Return each line of the data below verbatim; pictures are to be left out.
○ ○ ○ ○ ○ ○ ○
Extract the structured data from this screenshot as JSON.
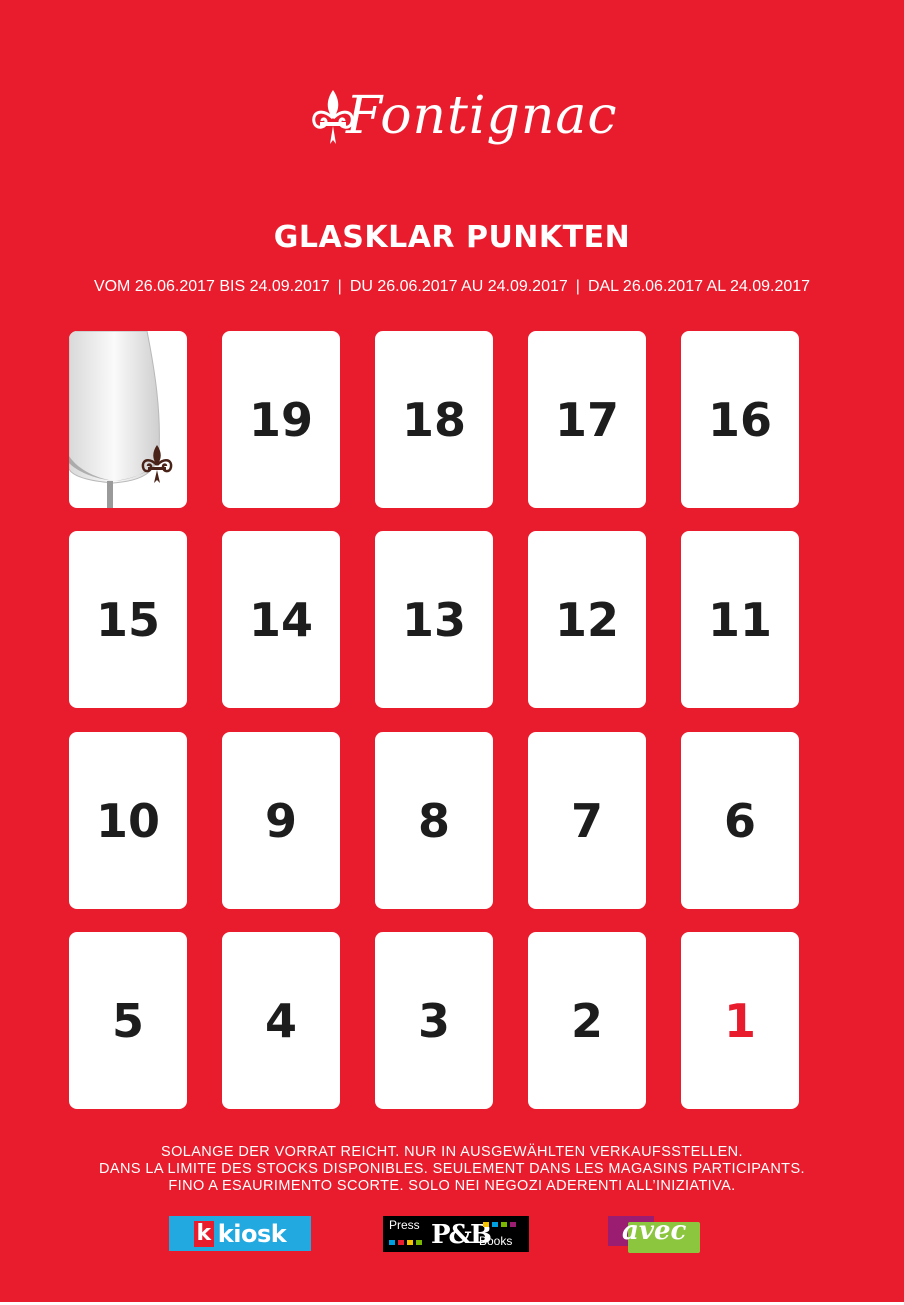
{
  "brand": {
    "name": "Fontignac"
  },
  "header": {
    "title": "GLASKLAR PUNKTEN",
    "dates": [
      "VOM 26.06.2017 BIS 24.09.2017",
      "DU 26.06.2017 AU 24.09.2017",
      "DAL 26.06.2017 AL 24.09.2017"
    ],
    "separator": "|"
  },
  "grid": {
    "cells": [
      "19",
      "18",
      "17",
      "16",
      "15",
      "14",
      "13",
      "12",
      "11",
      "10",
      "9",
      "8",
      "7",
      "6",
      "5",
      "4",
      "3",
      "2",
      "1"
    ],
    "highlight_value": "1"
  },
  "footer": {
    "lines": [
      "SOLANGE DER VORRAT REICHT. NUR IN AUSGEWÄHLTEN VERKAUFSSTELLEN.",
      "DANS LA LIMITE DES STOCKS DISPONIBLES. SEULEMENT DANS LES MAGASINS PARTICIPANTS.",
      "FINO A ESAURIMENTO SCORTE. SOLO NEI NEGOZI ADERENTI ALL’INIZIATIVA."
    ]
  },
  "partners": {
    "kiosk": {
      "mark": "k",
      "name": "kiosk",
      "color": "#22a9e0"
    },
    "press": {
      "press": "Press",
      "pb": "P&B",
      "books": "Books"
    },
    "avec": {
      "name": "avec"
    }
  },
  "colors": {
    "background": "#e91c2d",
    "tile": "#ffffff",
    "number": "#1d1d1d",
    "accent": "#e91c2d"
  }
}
○ ○ ○ ○ ○ ○ ○
**Full output**.
Extract the structured data from this screenshot as JSON.
{
  "brand": {
    "name": "Fontignac"
  },
  "header": {
    "title": "GLASKLAR PUNKTEN",
    "dates": [
      "VOM 26.06.2017 BIS 24.09.2017",
      "DU 26.06.2017 AU 24.09.2017",
      "DAL 26.06.2017 AL 24.09.2017"
    ],
    "separator": "|"
  },
  "grid": {
    "cells": [
      "19",
      "18",
      "17",
      "16",
      "15",
      "14",
      "13",
      "12",
      "11",
      "10",
      "9",
      "8",
      "7",
      "6",
      "5",
      "4",
      "3",
      "2",
      "1"
    ],
    "highlight_value": "1"
  },
  "footer": {
    "lines": [
      "SOLANGE DER VORRAT REICHT. NUR IN AUSGEWÄHLTEN VERKAUFSSTELLEN.",
      "DANS LA LIMITE DES STOCKS DISPONIBLES. SEULEMENT DANS LES MAGASINS PARTICIPANTS.",
      "FINO A ESAURIMENTO SCORTE. SOLO NEI NEGOZI ADERENTI ALL’INIZIATIVA."
    ]
  },
  "partners": {
    "kiosk": {
      "mark": "k",
      "name": "kiosk",
      "color": "#22a9e0"
    },
    "press": {
      "press": "Press",
      "pb": "P&B",
      "books": "Books"
    },
    "avec": {
      "name": "avec"
    }
  },
  "colors": {
    "background": "#e91c2d",
    "tile": "#ffffff",
    "number": "#1d1d1d",
    "accent": "#e91c2d"
  }
}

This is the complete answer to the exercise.